### Job
Reproduce verbatim the part of the items that opens with the line containing "data-point-marker: [327, 467, 332, 472]" and closes with the line containing "plot-frame: [281, 189, 483, 352]", including both of those lines.

### Supplied material
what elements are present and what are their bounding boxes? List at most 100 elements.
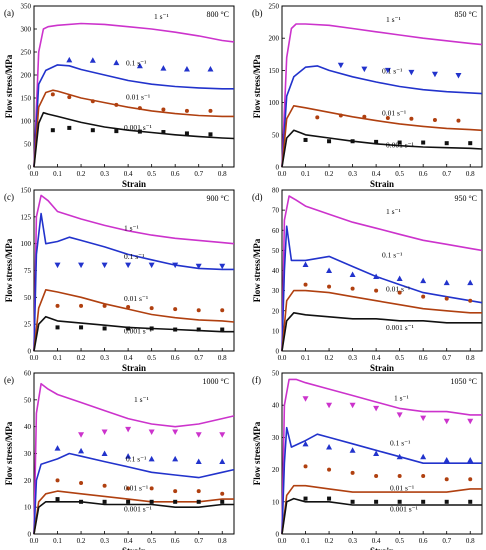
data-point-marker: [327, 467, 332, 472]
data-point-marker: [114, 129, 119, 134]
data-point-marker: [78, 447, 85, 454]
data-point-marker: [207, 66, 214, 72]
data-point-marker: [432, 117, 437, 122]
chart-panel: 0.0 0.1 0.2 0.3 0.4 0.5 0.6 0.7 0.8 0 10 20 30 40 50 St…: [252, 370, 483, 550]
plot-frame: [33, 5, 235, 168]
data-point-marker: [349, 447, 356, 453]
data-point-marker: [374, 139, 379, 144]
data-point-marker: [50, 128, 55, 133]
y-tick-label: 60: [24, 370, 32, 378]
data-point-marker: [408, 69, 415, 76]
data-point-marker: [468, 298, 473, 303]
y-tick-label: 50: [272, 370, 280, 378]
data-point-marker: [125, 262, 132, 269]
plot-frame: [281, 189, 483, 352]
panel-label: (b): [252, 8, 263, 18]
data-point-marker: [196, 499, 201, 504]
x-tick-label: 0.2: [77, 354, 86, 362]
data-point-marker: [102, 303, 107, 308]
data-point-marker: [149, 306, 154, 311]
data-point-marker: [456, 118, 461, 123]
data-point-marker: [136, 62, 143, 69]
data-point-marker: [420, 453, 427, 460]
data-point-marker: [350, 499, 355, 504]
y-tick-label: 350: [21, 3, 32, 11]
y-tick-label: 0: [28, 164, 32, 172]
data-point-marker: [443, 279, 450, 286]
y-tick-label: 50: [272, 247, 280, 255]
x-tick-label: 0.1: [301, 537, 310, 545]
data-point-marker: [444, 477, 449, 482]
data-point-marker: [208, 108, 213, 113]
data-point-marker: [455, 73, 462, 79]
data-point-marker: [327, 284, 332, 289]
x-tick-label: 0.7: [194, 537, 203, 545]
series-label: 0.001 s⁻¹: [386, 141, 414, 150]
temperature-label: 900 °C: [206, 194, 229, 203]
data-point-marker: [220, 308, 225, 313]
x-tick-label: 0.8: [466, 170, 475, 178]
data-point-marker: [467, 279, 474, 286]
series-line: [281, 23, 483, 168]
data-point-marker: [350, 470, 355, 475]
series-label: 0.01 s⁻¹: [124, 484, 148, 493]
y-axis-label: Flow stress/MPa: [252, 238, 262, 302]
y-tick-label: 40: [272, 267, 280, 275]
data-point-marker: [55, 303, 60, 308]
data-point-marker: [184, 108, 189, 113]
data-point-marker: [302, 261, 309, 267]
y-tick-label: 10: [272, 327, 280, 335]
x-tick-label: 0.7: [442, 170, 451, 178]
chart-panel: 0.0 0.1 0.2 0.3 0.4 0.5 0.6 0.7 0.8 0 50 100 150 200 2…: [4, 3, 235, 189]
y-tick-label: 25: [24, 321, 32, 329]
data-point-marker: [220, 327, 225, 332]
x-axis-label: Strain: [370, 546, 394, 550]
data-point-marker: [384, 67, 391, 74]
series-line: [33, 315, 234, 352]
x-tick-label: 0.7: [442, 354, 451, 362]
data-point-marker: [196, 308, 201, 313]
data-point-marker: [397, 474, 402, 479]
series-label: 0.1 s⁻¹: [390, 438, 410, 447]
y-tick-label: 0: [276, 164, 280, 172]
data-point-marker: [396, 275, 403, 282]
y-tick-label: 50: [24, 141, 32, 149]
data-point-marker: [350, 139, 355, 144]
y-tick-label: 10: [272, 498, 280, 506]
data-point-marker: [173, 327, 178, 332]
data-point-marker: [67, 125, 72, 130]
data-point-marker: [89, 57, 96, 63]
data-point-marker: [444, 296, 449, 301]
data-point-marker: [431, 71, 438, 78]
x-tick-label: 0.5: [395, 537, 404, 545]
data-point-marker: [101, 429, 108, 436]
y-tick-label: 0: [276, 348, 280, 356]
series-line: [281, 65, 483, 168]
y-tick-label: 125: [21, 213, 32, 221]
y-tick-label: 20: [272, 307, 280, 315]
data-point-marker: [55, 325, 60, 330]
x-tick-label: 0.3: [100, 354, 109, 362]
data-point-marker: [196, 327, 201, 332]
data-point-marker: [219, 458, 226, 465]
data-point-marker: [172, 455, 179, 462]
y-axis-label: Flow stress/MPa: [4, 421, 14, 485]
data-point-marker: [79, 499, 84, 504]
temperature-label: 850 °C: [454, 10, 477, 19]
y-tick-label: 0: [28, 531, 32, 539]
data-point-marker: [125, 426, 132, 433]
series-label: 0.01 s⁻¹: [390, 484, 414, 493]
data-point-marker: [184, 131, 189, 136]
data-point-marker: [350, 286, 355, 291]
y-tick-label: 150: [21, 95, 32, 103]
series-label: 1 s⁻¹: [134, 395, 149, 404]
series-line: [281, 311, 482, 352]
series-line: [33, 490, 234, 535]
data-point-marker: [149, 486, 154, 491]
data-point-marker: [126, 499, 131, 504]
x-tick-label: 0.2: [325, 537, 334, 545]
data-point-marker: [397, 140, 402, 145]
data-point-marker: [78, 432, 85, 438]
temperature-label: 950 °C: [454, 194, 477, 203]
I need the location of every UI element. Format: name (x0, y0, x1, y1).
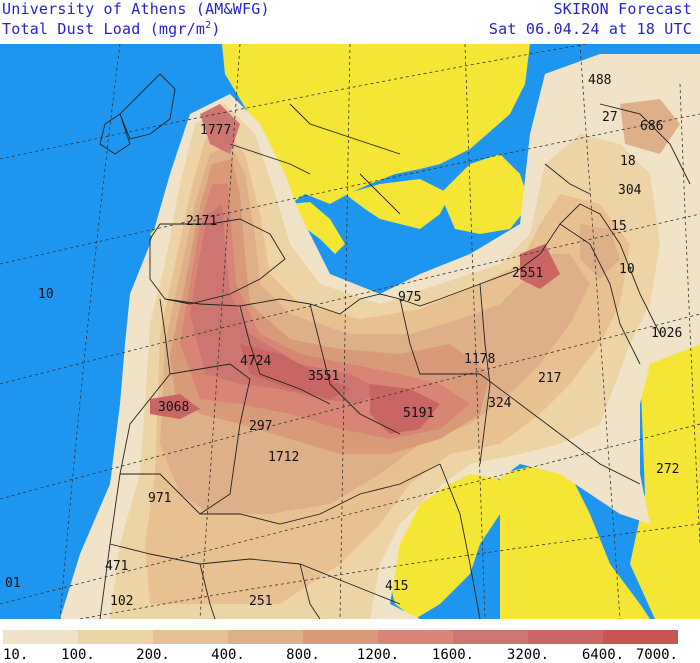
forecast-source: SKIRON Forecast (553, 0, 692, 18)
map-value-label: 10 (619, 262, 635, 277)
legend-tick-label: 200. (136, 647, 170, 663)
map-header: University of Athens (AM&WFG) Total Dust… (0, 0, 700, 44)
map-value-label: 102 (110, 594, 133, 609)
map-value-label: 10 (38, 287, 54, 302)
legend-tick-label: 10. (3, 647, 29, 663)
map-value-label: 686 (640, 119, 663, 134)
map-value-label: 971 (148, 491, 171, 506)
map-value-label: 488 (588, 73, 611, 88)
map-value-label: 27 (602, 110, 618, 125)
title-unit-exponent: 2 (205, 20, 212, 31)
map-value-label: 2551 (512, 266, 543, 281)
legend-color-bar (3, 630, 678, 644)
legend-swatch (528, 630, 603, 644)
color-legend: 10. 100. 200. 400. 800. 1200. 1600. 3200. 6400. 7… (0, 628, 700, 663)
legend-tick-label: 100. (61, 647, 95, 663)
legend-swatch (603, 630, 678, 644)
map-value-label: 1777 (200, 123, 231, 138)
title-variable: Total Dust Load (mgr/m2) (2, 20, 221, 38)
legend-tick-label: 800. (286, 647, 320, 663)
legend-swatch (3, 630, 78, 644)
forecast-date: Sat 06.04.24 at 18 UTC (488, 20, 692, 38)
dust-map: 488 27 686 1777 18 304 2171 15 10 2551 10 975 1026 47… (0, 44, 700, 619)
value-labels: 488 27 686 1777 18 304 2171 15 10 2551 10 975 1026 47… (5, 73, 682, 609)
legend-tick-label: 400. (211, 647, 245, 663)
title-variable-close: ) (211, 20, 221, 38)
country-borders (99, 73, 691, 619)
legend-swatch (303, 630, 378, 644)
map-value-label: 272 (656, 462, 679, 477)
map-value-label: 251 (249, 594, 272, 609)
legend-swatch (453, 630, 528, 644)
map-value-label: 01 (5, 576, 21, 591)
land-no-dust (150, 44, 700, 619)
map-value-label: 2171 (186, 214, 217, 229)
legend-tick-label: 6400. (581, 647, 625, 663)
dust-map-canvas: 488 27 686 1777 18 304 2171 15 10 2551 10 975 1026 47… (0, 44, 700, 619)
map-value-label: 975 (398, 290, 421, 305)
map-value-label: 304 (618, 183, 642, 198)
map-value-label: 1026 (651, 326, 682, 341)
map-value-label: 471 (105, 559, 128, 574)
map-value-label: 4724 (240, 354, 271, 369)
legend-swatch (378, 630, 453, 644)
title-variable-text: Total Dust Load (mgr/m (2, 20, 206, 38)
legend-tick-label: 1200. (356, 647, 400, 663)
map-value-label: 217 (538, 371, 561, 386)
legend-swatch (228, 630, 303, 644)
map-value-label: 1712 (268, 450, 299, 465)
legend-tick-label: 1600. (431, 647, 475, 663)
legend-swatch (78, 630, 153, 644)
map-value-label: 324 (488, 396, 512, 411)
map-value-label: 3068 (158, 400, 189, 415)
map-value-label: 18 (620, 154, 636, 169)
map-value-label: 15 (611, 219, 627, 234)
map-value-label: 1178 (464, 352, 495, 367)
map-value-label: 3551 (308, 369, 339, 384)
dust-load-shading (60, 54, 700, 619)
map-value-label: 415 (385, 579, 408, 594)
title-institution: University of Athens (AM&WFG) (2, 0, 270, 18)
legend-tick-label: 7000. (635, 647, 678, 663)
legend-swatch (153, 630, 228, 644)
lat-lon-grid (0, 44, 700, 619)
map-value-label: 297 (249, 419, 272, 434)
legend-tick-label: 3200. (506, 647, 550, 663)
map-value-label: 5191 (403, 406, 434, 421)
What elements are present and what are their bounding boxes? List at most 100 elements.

==

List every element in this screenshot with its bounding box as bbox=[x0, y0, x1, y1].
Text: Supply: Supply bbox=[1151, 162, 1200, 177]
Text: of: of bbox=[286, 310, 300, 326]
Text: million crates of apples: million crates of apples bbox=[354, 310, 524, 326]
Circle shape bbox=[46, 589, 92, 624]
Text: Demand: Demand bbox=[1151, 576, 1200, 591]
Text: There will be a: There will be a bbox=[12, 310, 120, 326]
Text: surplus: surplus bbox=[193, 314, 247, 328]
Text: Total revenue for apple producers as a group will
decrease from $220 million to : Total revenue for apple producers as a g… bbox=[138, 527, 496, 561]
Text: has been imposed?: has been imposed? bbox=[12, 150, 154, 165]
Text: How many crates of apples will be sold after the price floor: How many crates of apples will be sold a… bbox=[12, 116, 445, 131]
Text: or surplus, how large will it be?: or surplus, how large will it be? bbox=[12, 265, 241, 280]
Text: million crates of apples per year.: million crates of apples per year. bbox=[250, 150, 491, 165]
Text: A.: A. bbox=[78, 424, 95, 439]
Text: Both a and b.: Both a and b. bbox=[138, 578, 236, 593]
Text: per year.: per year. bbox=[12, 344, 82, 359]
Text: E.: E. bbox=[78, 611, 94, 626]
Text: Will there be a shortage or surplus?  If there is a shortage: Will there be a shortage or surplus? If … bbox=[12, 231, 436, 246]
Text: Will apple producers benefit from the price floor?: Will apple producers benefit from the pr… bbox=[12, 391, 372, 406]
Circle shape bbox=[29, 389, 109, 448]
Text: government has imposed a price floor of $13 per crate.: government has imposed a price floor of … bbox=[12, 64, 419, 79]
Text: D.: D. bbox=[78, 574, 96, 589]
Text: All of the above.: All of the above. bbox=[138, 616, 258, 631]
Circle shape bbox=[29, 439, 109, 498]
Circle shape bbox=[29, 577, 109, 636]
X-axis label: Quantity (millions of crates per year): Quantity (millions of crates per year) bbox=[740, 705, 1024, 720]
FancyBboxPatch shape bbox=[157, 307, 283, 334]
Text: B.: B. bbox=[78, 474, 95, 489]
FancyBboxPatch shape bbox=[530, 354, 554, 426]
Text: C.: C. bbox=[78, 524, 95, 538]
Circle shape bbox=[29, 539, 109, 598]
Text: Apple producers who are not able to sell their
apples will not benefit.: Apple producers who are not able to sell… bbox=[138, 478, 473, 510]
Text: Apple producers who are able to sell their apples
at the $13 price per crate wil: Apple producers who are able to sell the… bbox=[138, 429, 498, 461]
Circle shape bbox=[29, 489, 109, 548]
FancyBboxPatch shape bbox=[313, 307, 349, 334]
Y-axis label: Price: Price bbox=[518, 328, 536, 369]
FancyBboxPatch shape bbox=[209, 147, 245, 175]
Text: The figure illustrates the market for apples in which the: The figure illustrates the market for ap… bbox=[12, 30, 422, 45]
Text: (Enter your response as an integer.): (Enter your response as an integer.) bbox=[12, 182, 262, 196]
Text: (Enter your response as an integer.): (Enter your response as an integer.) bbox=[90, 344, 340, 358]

### Result for this task
data-point-marker: [327, 467, 332, 472]
data-point-marker: [114, 129, 119, 134]
data-point-marker: [78, 447, 85, 454]
data-point-marker: [207, 66, 214, 72]
data-point-marker: [432, 117, 437, 122]
chart-panel: 0.0 0.1 0.2 0.3 0.4 0.5 0.6 0.7 0.8 0 10 20 30 40 50 St…: [252, 370, 483, 550]
plot-frame: [33, 5, 235, 168]
data-point-marker: [349, 447, 356, 453]
data-point-marker: [374, 139, 379, 144]
data-point-marker: [50, 128, 55, 133]
y-tick-label: 60: [24, 370, 32, 378]
data-point-marker: [408, 69, 415, 76]
data-point-marker: [468, 298, 473, 303]
y-tick-label: 50: [272, 370, 280, 378]
data-point-marker: [125, 262, 132, 269]
plot-frame: [281, 189, 483, 352]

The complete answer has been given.